> **WHAT TO DO**
Retype all the records with nothing changed.

> **RECORDS FOR THE EXERCISE**

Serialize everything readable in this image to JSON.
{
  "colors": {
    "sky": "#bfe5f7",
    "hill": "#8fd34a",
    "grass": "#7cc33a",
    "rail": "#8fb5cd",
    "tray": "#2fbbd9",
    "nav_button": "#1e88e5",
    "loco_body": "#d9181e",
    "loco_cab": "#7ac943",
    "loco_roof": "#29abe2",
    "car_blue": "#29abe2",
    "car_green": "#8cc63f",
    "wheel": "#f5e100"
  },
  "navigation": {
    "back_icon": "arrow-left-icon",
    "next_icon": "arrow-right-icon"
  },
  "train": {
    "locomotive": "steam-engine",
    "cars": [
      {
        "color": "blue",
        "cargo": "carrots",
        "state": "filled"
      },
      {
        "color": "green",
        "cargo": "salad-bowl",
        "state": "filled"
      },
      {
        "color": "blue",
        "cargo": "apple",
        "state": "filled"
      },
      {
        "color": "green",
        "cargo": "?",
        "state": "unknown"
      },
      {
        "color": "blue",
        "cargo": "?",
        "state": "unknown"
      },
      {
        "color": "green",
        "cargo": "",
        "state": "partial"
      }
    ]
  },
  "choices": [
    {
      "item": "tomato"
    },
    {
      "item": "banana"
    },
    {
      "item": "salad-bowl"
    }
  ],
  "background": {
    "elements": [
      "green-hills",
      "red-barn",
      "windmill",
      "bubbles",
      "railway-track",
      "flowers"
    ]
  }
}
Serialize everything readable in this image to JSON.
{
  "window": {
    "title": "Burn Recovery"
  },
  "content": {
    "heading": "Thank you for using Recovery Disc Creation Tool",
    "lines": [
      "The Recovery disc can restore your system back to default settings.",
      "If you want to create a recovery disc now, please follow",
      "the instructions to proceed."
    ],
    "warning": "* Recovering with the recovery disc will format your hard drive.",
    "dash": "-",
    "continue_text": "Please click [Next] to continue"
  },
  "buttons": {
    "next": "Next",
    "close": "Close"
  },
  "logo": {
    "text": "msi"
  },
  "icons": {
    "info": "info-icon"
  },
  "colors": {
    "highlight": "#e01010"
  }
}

> **WRITTEN SOLUTION**
Serialize everything readable in this image to JSON.
{
  "colors": {
    "sky": "#bfe5f7",
    "hill": "#8fd34a",
    "grass": "#7cc33a",
    "rail": "#8fb5cd",
    "tray": "#2fbbd9",
    "nav_button": "#1e88e5",
    "loco_body": "#d9181e",
    "loco_cab": "#7ac943",
    "loco_roof": "#29abe2",
    "car_blue": "#29abe2",
    "car_green": "#8cc63f",
    "wheel": "#f5e100"
  },
  "navigation": {
    "back_icon": "arrow-left-icon",
    "next_icon": "arrow-right-icon"
  },
  "train": {
    "locomotive": "steam-engine",
    "cars": [
      {
        "color": "blue",
        "cargo": "carrots",
        "state": "filled"
      },
      {
        "color": "green",
        "cargo": "salad-bowl",
        "state": "filled"
      },
      {
        "color": "blue",
        "cargo": "apple",
        "state": "filled"
      },
      {
        "color": "green",
        "cargo": "?",
        "state": "unknown"
      },
      {
        "color": "blue",
        "cargo": "?",
        "state": "unknown"
      },
      {
        "color": "green",
        "cargo": "",
        "state": "partial"
      }
    ]
  },
  "choices": [
    {
      "item": "tomato"
    },
    {
      "item": "banana"
    },
    {
      "item": "salad-bowl"
    }
  ],
  "background": {
    "elements": [
      "green-hills",
      "red-barn",
      "windmill",
      "bubbles",
      "railway-track",
      "flowers"
    ]
  }
}
Serialize everything readable in this image to JSON.
{
  "window": {
    "title": "Burn Recovery"
  },
  "content": {
    "heading": "Thank you for using Recovery Disc Creation Tool",
    "lines": [
      "The Recovery disc can restore your system back to default settings.",
      "If you want to create a recovery disc now, please follow",
      "the instructions to proceed."
    ],
    "warning": "* Recovering with the recovery disc will format your hard drive.",
    "dash": "-",
    "continue_text": "Please click [Next] to continue"
  },
  "buttons": {
    "next": "Next",
    "close": "Close"
  },
  "logo": {
    "text": "msi"
  },
  "icons": {
    "info": "info-icon"
  },
  "colors": {
    "highlight": "#e01010"
  }
}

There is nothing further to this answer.